The Buddha and the Upanishads
Timothy Lubin
LubinT at WLU.EDU
Mon Dec 11 15:52:01 UTC 2006
In my reference to the cautionary approach mentioned by Christian W., I
was not quoting him but alluding to certain line of argument I have
heard in Pali studies (to which I thought he was referring), but I did
misstate it: I should have specified that the "strong form" of the
argument pertained to the content of the Pali tradition rather than to
knowledge of Buddhism in general, for the knowledge of which we have
Chinese and Gandhari sources.
I should also have noted that I do not myself *endorse* this strong
form of the argument, even limiting it to the Pali literature. I am
quite willing to consider parts of the canon older on philological
grounds (and I use similar arguments in my own work on late Vedic texts
and minor upani.sads).

## SUPPLIED MATERIAL
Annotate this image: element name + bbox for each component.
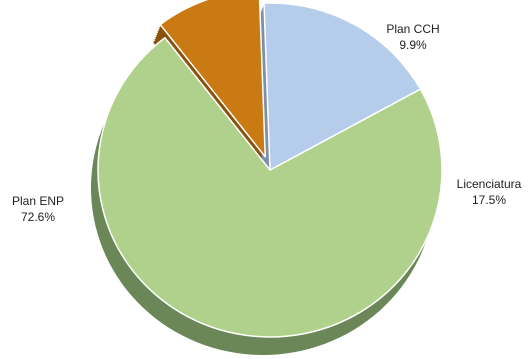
slice-licenciatura (263, 2, 422, 171)
slice-label-plan-enp: Plan ENP (12, 194, 64, 208)
slice-percent-licenciatura: 17.5% (472, 193, 506, 207)
slice-percent-plan-cch: 9.9% (399, 38, 427, 52)
pie-slices (97, 0, 443, 338)
slice-percent-plan-enp: 72.6% (21, 210, 55, 224)
slice-plan-cch (159, 0, 266, 158)
slice-plan-enp (97, 37, 443, 338)
slice-label-plan-cch: Plan CCH (386, 22, 439, 36)
slice-label-licenciatura: Licenciatura (457, 177, 522, 191)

## PROBLEM A
Can you repeat the part of the message on the Buddha and the Upanishads that begins at the words "The Buddha and" and ends after "and Gandhari sources.", swapping "cautionary approach" for "cautious approach"?
## PROBLEM B
In the message on the Buddha and the Upanishads, why does the writer say the "strong form" of the argument should have been limited to the content of the Pali tradition rather than to knowledge of Buddhism in general?

## WRITTEN REPLY A
The Buddha and the Upanishads
Timothy Lubin
LubinT at WLU.EDU
Mon Dec 11 15:52:01 UTC 2006
In my reference to the cautious approach mentioned by Christian W., I
was not quoting him but alluding to certain line of argument I have
heard in Pali studies (to which I thought he was referring), but I did
misstate it: I should have specified that the "strong form" of the
argument pertained to the content of the Pali tradition rather than to
knowledge of Buddhism in general, for the knowledge of which we have
Chinese and Gandhari sources.

## WRITTEN REPLY B
Knowledge of Buddhism in general does not rest on the Pali tradition alone. Chinese and Gandhari sources also exist for it.